In the entries, find all lines that hold the word "efficient" and copy them.

§ Stored items:
-.-.-

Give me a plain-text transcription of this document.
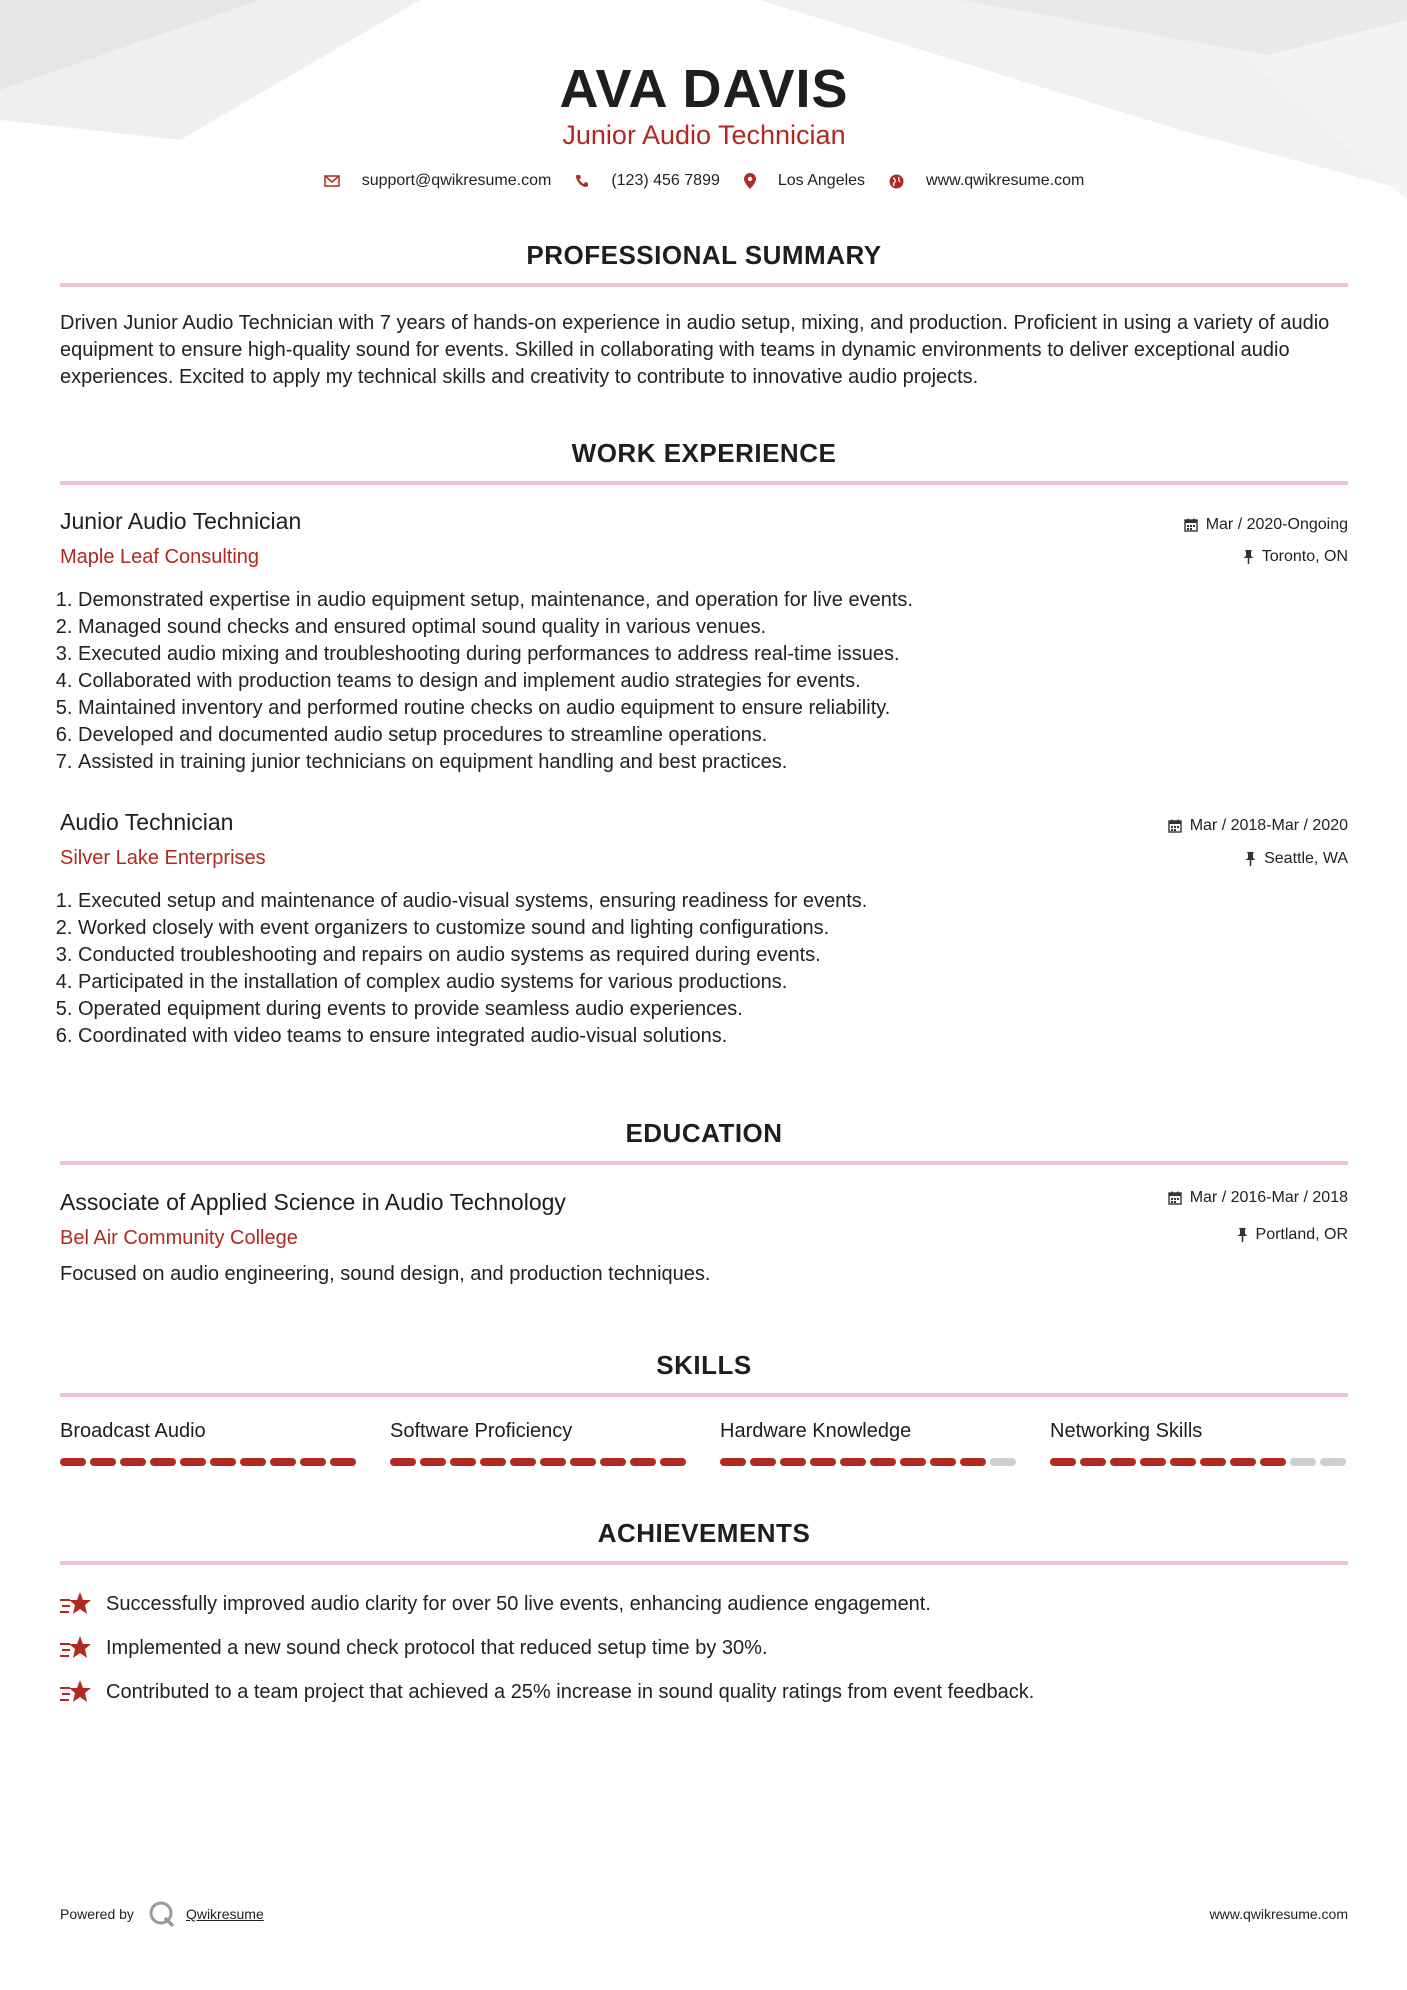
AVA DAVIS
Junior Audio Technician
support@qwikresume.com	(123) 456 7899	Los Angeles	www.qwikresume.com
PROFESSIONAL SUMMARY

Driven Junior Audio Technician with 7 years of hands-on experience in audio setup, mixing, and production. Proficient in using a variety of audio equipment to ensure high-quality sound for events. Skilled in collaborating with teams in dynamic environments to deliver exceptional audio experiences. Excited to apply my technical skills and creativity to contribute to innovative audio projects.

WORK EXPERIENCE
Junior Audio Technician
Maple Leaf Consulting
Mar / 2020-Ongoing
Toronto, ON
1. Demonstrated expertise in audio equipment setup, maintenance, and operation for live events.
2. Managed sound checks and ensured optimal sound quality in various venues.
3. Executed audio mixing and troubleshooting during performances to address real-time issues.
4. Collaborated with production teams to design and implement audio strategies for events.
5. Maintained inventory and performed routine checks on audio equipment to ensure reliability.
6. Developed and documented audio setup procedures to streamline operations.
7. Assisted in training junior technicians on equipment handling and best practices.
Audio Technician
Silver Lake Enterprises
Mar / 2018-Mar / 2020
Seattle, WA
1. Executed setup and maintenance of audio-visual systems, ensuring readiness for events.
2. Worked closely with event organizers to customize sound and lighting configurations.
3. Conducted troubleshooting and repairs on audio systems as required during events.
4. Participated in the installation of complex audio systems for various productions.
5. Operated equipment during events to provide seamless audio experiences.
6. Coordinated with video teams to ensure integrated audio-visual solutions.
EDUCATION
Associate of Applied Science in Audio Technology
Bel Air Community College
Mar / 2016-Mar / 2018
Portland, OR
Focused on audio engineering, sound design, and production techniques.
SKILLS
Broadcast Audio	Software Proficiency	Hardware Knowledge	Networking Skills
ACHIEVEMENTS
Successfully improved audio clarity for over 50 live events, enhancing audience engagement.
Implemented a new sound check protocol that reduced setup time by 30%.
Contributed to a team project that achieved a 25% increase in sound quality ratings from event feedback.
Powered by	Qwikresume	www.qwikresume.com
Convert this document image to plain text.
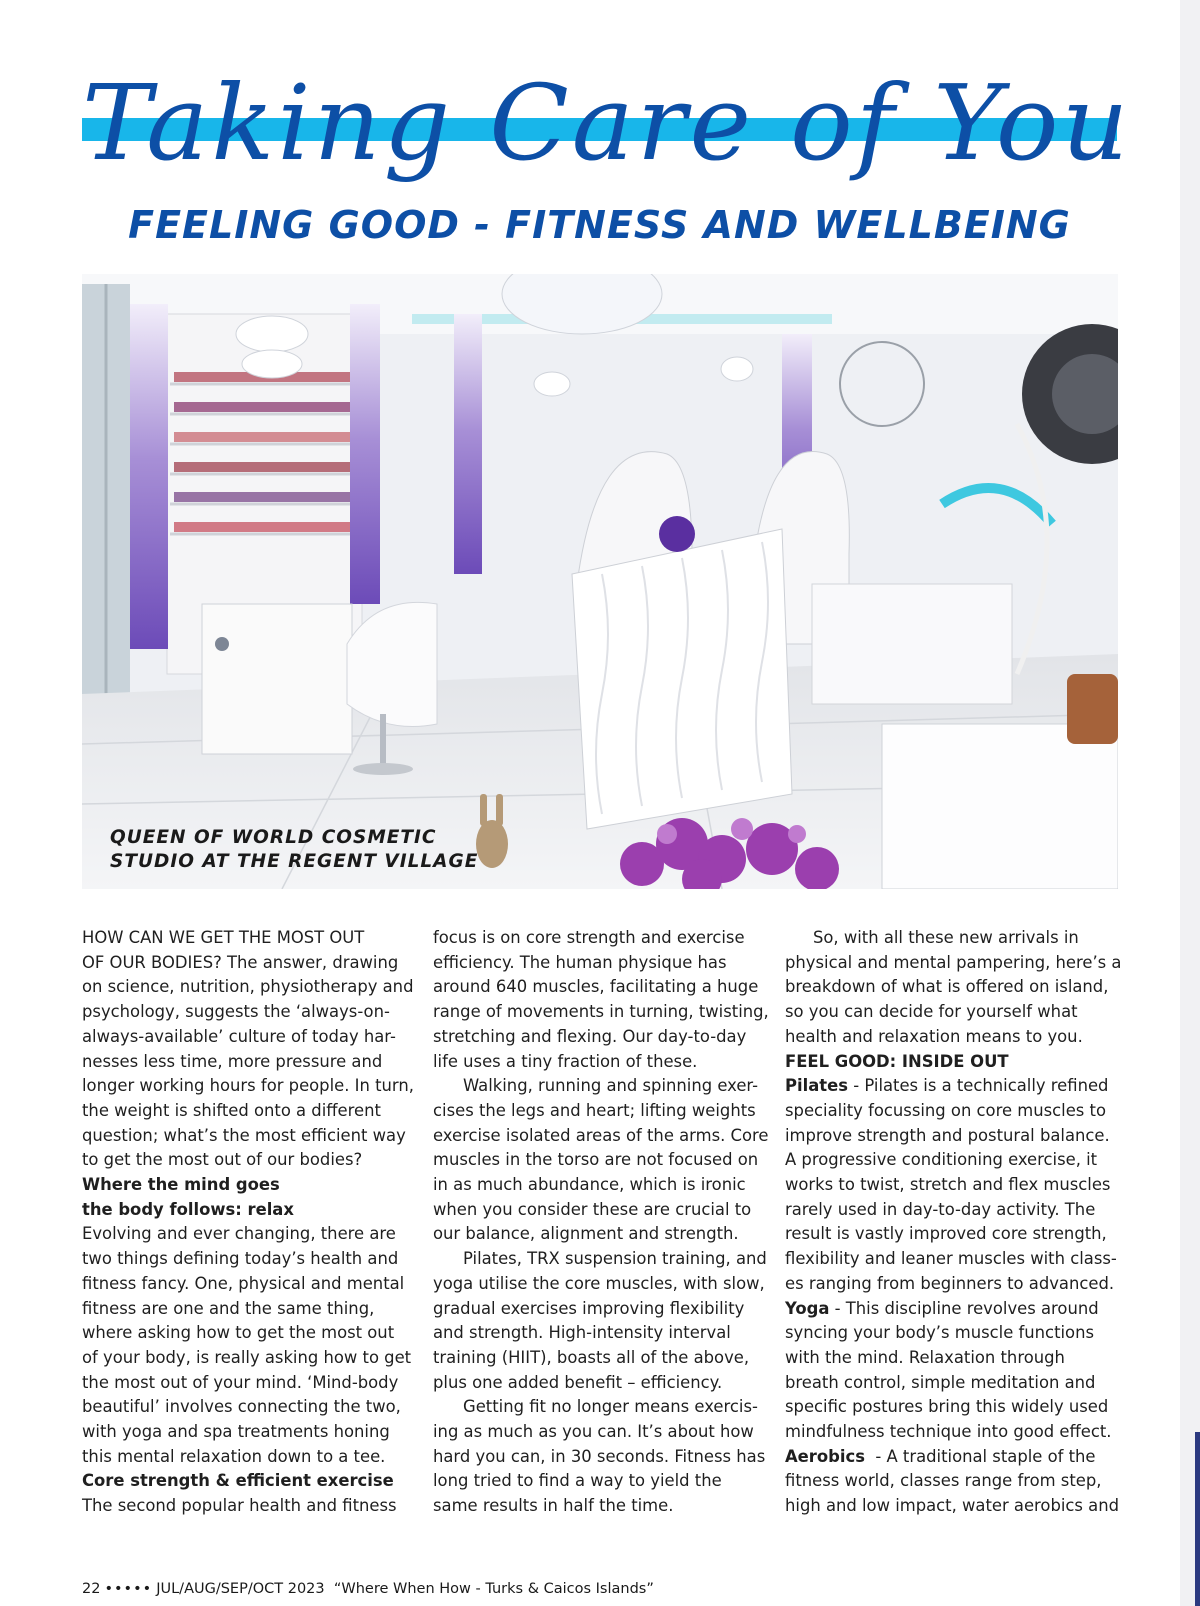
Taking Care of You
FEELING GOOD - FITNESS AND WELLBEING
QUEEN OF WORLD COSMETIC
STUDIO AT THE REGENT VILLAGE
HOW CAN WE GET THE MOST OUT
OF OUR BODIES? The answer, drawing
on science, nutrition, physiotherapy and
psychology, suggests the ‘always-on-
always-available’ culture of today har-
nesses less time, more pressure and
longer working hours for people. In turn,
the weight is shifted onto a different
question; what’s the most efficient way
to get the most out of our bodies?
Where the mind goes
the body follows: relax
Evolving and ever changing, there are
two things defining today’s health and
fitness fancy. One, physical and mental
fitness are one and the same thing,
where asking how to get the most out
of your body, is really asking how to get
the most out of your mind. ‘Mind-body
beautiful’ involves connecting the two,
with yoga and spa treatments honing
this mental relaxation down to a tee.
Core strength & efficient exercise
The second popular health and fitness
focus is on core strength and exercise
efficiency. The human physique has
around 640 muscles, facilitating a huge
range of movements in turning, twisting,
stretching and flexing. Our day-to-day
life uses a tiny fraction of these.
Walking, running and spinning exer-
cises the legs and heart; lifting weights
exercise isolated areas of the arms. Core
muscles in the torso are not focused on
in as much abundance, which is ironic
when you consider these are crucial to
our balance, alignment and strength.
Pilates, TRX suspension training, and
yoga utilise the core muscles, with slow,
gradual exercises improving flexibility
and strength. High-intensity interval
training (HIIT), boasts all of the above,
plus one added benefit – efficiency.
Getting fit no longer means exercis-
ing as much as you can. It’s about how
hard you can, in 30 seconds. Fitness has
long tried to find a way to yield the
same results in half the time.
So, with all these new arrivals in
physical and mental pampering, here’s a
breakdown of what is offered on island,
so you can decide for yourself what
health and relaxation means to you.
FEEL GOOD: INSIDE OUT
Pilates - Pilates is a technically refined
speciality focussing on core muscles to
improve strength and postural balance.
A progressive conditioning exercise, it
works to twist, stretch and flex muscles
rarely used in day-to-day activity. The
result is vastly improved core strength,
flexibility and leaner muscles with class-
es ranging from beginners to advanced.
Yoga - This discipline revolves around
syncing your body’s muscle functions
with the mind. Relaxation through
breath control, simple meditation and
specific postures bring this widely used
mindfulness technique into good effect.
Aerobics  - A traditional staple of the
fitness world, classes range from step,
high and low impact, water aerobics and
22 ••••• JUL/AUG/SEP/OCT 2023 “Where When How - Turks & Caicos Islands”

-.-.-

§ Full solution:
question; what’s the most efficient way
Core strength & efficient exercise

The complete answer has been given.